[PROVIDED ENTRIES]
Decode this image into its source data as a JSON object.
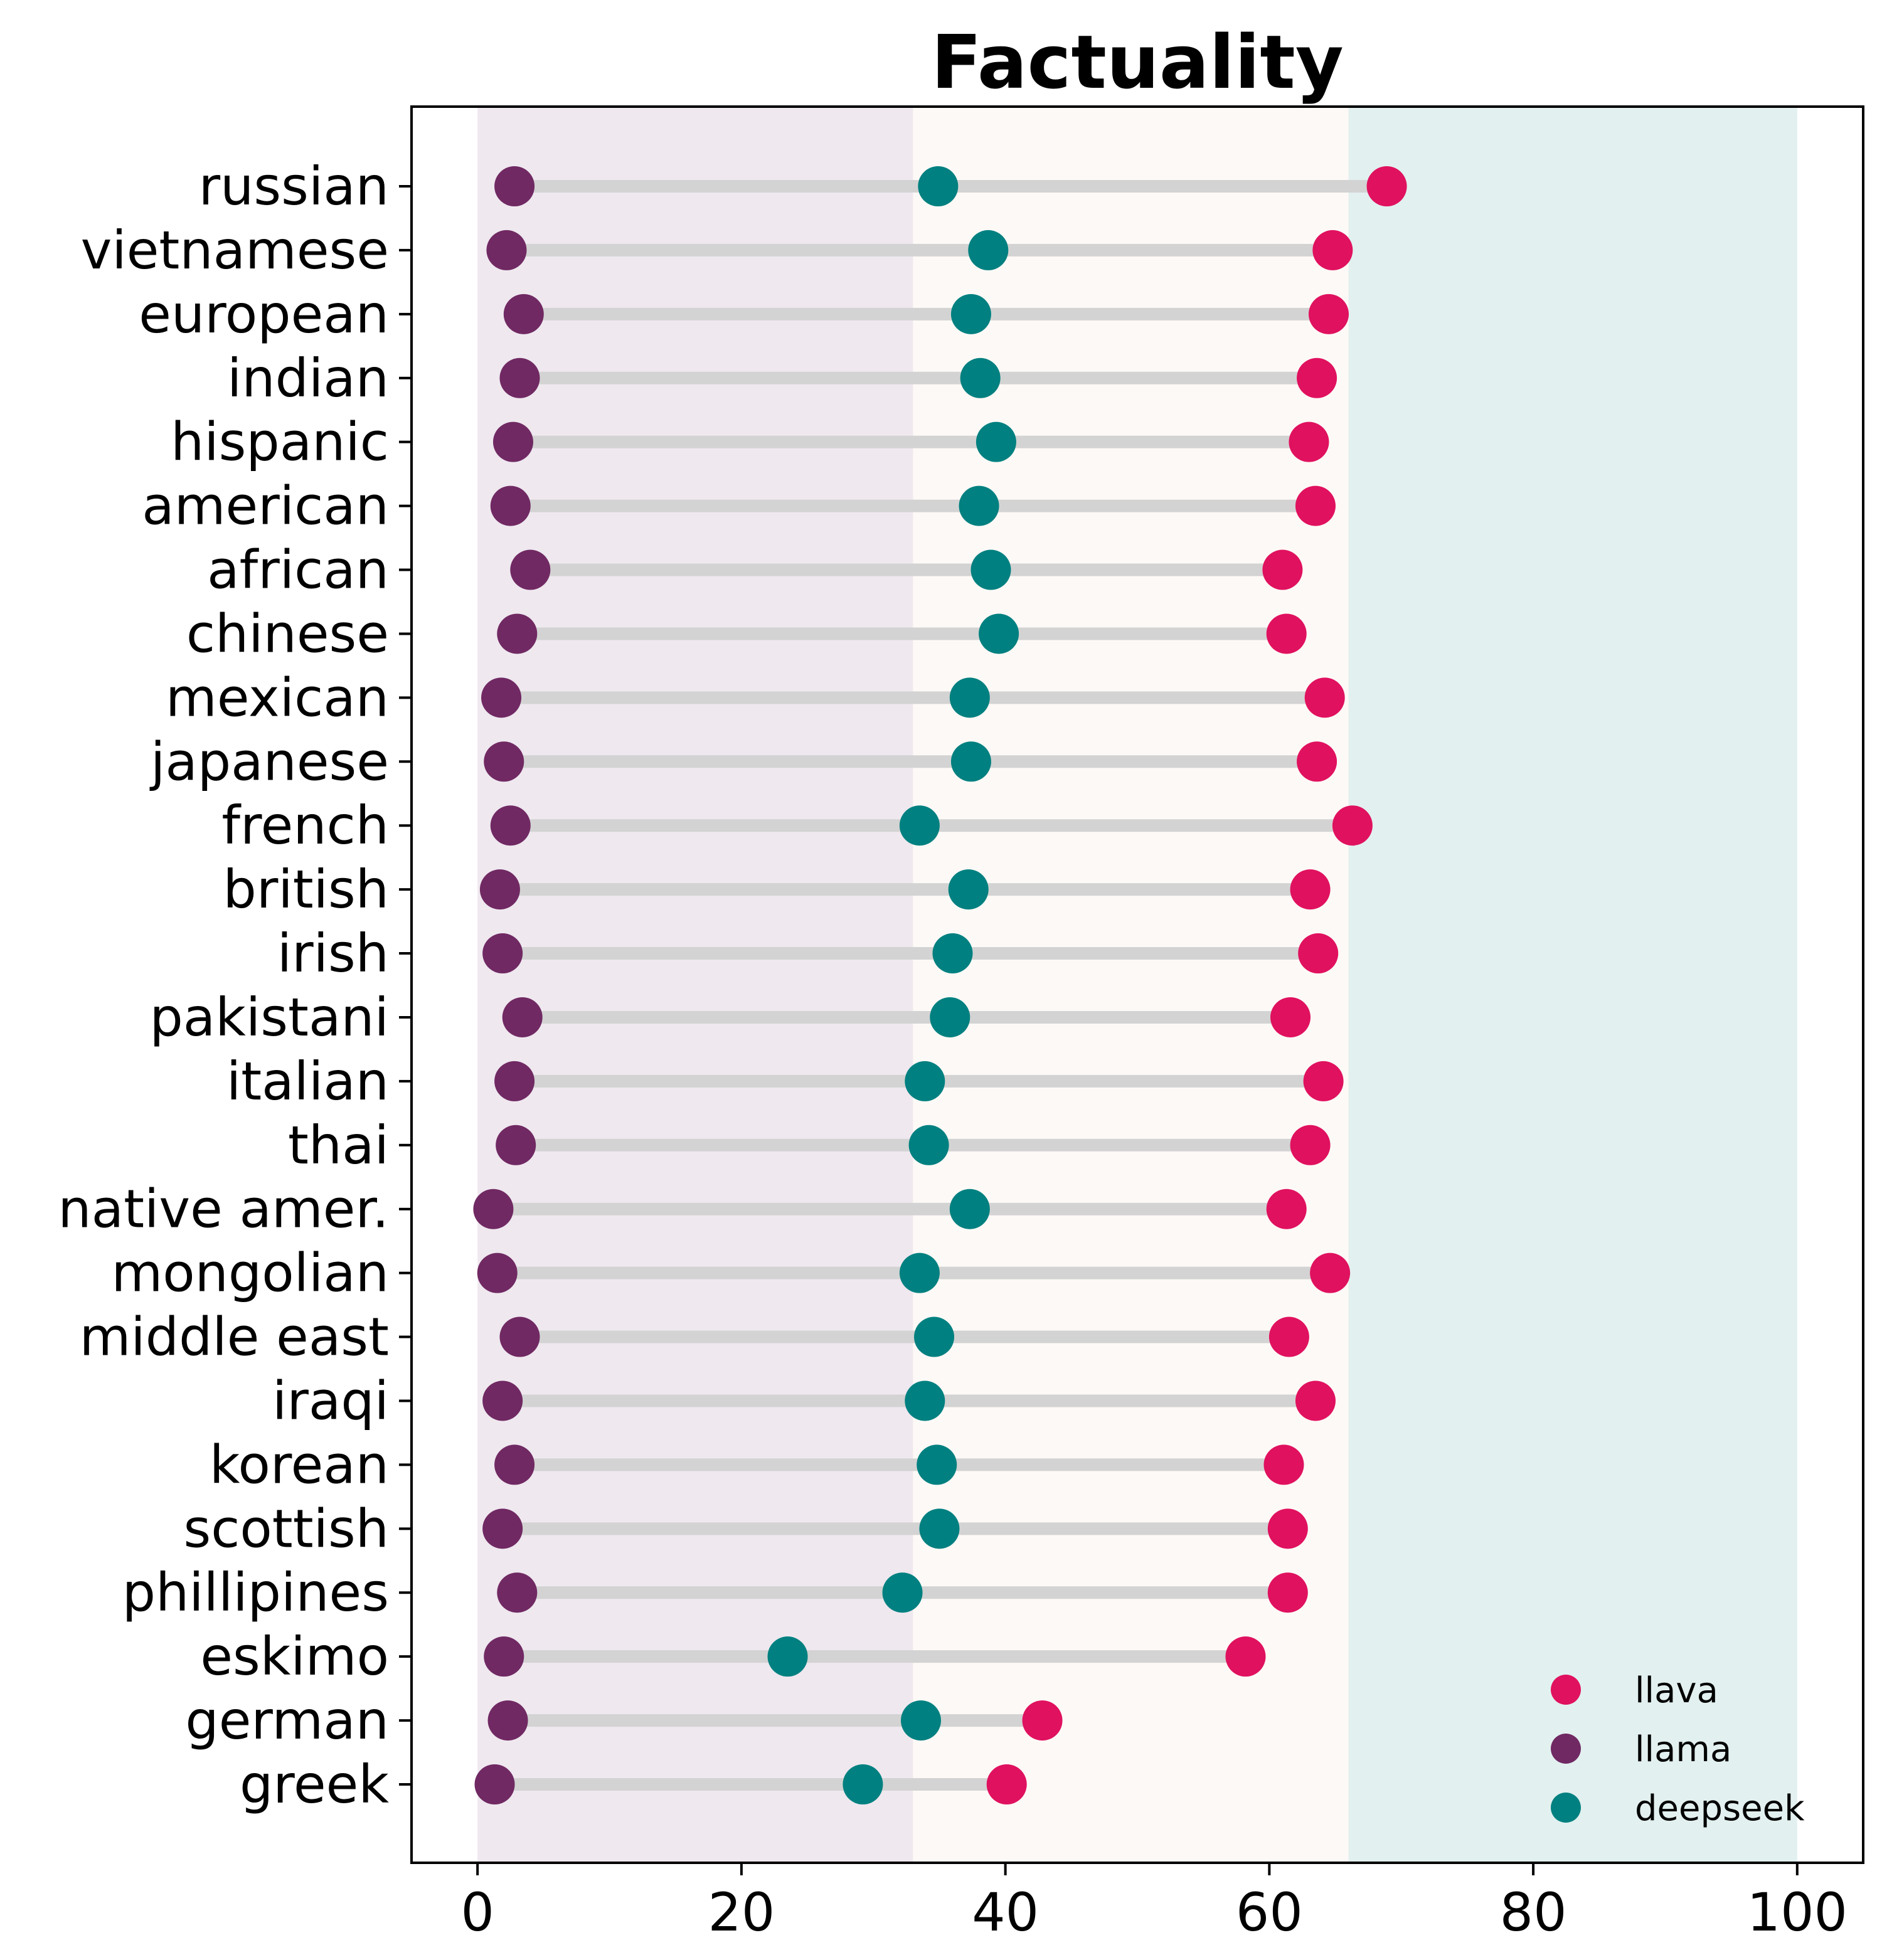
{
  "chart_data": {
    "type": "dumbbell",
    "title": "Factuality",
    "xlabel": "",
    "ylabel": "",
    "xlim": [
      -5,
      105
    ],
    "xticks": [
      0,
      20,
      40,
      60,
      80,
      100
    ],
    "grid": false,
    "legend_position": "lower-right",
    "background_bands": [
      {
        "from": 0,
        "to": 33,
        "color": "#efe8ef"
      },
      {
        "from": 33,
        "to": 66,
        "color": "#fdf9f6"
      },
      {
        "from": 66,
        "to": 100,
        "color": "#e2f0ef"
      }
    ],
    "connector_color": "#d3d3d3",
    "categories": [
      "russian",
      "vietnamese",
      "european",
      "indian",
      "hispanic",
      "american",
      "african",
      "chinese",
      "mexican",
      "japanese",
      "french",
      "british",
      "irish",
      "pakistani",
      "italian",
      "thai",
      "native amer.",
      "mongolian",
      "middle east",
      "iraqi",
      "korean",
      "scottish",
      "phillipines",
      "eskimo",
      "german",
      "greek"
    ],
    "series": [
      {
        "name": "llava",
        "color": "#e0115f",
        "values": [
          68.9,
          64.8,
          64.5,
          63.6,
          63.0,
          63.5,
          61.0,
          61.3,
          64.2,
          63.6,
          66.3,
          63.1,
          63.7,
          61.6,
          64.1,
          63.1,
          61.3,
          64.6,
          61.5,
          63.5,
          61.1,
          61.4,
          61.4,
          58.2,
          42.8,
          40.1
        ]
      },
      {
        "name": "llama",
        "color": "#702963",
        "values": [
          2.8,
          2.2,
          3.5,
          3.2,
          2.7,
          2.5,
          4.0,
          3.0,
          1.8,
          2.0,
          2.5,
          1.7,
          1.9,
          3.4,
          2.8,
          2.9,
          1.2,
          1.5,
          3.2,
          1.9,
          2.8,
          1.9,
          3.0,
          2.0,
          2.3,
          1.3
        ]
      },
      {
        "name": "deepseek",
        "color": "#008080",
        "values": [
          34.9,
          38.7,
          37.4,
          38.1,
          39.3,
          38.0,
          38.9,
          39.5,
          37.3,
          37.4,
          33.5,
          37.2,
          36.0,
          35.8,
          33.9,
          34.2,
          37.3,
          33.5,
          34.6,
          33.9,
          34.8,
          35.0,
          32.2,
          23.5,
          33.6,
          29.2
        ]
      }
    ]
  }
}
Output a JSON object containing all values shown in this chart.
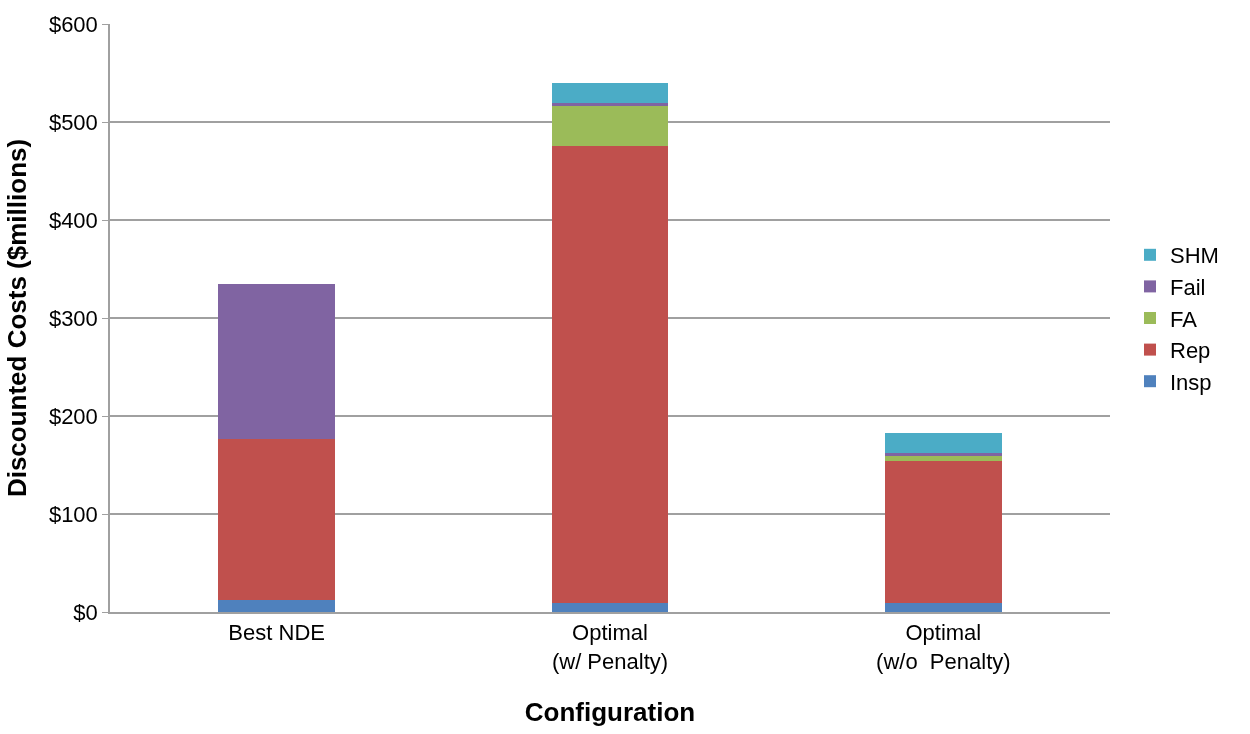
{
  "chart_data": {
    "type": "bar",
    "stacked": true,
    "xlabel": "Configuration",
    "ylabel": "Discounted Costs ($millions)",
    "categories": [
      "Best NDE",
      "Optimal\n(w/ Penalty)",
      "Optimal\n(w/o  Penalty)"
    ],
    "series": [
      {
        "name": "Insp",
        "color": "#4f81bd",
        "values": [
          12,
          9,
          9
        ]
      },
      {
        "name": "Rep",
        "color": "#c0504d",
        "values": [
          165,
          467,
          145
        ]
      },
      {
        "name": "FA",
        "color": "#9bbb59",
        "values": [
          0,
          41,
          5
        ]
      },
      {
        "name": "Fail",
        "color": "#8064a2",
        "values": [
          158,
          2,
          3
        ]
      },
      {
        "name": "SHM",
        "color": "#4bacc6",
        "values": [
          0,
          21,
          21
        ]
      }
    ],
    "ylim": [
      0,
      600
    ],
    "yticks": [
      {
        "value": 0,
        "label": "$0"
      },
      {
        "value": 100,
        "label": "$100"
      },
      {
        "value": 200,
        "label": "$200"
      },
      {
        "value": 300,
        "label": "$300"
      },
      {
        "value": 400,
        "label": "$400"
      },
      {
        "value": 500,
        "label": "$500"
      },
      {
        "value": 600,
        "label": "$600"
      }
    ],
    "grid": "y",
    "legend": "right"
  }
}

[DO THIS] Where a line contains the string "ylabel", extract that line.

[FINISHED EXERCISE]
    "ylabel": "",
    "ylabel": "Discounted Costs ($millions)",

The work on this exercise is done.